• **EXERCISE DETAILS**: Each line that holds the string "пункт" counts once; say how many such lines there are and add nothing.

• **INPUT MATERIAL**:

○ ○ ○ ○

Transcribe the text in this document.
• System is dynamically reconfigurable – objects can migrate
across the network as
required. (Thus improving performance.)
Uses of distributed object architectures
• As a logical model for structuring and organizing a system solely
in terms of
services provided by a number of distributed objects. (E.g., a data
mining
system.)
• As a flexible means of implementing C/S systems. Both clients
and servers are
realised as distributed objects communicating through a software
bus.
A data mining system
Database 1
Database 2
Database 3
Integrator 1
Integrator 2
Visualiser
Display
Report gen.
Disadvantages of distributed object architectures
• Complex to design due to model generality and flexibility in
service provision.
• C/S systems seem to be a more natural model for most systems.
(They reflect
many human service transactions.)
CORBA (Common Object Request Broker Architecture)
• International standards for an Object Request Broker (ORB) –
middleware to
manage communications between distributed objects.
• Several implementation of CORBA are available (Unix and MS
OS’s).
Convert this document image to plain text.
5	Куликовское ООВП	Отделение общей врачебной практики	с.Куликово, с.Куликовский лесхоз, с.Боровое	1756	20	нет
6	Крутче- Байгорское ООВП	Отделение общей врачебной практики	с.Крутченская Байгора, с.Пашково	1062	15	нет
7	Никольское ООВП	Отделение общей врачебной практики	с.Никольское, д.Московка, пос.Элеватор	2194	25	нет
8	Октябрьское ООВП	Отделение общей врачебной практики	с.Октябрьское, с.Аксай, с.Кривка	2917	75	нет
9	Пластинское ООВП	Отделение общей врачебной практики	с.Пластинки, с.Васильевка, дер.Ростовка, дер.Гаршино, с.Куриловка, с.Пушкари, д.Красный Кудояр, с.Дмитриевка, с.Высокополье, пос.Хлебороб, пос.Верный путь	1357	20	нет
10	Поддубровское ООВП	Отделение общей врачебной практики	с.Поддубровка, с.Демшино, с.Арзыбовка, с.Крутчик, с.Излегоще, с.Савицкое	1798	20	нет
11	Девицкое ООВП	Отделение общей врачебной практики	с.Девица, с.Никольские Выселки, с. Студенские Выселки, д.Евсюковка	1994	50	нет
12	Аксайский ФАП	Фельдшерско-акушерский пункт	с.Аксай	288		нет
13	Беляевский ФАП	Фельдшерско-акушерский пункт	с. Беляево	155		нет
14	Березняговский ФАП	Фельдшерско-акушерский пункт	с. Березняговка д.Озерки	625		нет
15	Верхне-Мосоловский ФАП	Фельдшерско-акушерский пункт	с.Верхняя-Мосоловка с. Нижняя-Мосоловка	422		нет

○ ○ ○ ○

• **SOLUTION TO THIS PROBLEM**: 4